• [TASK TO CARRY OUT]: Go over the entries below line by line, copying each one that contains the word "arrow".

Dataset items
================
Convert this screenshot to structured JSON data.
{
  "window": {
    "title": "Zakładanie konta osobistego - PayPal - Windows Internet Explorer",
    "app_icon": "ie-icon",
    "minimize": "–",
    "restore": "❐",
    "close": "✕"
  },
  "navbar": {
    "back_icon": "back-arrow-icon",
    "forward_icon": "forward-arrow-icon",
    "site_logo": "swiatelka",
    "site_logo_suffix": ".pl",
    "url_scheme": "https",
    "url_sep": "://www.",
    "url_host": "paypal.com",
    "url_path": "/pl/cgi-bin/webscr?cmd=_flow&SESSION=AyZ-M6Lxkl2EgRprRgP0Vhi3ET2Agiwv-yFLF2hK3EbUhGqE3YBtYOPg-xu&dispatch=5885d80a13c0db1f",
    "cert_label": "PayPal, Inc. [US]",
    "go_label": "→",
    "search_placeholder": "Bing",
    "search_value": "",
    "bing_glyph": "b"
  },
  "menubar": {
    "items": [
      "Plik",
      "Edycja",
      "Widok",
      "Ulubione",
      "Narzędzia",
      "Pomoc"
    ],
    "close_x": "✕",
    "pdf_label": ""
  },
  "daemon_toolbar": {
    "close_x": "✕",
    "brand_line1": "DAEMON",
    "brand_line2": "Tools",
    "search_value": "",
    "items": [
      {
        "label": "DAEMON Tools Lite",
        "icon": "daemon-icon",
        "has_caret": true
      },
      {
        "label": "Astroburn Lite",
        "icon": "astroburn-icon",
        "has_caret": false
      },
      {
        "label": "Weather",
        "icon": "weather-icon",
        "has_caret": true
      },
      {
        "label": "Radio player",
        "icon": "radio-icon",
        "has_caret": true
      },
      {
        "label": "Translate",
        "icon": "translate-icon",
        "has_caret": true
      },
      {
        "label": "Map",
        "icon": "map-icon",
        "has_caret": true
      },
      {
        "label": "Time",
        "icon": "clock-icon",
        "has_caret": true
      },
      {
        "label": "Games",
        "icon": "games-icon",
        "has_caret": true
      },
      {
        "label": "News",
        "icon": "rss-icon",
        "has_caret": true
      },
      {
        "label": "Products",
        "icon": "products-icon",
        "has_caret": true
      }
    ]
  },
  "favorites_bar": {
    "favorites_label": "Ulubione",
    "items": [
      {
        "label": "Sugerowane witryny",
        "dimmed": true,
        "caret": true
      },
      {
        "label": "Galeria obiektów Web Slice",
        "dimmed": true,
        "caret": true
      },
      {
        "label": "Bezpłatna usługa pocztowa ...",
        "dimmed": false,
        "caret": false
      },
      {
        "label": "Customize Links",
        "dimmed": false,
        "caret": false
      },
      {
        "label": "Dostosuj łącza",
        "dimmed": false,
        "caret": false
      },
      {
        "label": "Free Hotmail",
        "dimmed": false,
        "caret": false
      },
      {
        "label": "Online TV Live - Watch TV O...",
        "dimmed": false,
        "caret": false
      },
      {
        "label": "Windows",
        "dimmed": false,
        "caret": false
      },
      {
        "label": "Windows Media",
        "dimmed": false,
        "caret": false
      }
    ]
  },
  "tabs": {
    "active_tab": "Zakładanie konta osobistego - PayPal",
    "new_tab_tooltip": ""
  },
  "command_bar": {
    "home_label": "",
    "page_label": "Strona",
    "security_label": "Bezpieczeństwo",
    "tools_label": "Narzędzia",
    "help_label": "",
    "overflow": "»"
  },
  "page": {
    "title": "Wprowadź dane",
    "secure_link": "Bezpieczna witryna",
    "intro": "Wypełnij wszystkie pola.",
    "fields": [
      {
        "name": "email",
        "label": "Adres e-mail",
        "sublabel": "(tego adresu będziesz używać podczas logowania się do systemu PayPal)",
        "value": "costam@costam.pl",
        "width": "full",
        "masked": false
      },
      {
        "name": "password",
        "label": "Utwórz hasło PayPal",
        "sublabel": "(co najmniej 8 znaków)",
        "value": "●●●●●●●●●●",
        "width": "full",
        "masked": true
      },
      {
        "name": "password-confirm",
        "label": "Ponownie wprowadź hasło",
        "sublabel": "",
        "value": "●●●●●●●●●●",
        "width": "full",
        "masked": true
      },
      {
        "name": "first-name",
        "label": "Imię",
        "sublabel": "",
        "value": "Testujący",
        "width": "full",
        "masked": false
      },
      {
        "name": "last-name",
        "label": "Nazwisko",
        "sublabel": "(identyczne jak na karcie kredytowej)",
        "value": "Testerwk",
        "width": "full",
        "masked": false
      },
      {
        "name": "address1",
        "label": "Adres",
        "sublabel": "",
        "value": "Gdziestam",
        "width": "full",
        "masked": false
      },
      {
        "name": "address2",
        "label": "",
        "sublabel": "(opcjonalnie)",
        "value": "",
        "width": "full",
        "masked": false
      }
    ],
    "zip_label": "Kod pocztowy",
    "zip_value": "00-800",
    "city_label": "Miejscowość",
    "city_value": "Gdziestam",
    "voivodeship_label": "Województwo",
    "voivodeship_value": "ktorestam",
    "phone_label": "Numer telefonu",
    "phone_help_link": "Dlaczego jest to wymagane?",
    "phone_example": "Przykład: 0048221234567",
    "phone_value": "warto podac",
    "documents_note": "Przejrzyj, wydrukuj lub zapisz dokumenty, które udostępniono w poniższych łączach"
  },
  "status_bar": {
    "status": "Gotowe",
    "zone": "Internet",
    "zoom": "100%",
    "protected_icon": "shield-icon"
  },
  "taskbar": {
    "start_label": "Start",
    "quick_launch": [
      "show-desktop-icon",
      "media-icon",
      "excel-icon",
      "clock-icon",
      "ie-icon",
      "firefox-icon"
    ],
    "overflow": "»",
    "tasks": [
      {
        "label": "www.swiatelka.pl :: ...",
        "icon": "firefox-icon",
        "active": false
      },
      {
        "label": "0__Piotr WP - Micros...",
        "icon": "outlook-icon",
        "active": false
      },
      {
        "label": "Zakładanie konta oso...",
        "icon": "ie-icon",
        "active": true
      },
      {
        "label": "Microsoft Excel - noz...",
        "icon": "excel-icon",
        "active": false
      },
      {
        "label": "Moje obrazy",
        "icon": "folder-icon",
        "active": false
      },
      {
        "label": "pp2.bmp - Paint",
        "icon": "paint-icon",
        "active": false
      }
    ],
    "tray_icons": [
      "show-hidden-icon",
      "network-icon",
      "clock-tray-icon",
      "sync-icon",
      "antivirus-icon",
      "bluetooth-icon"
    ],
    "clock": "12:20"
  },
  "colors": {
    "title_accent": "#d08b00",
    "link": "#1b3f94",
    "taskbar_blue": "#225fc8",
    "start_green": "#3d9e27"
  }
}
================
• [OUTPUT]:
    "back_icon": "back-arrow-icon",
    "forward_icon": "forward-arrow-icon",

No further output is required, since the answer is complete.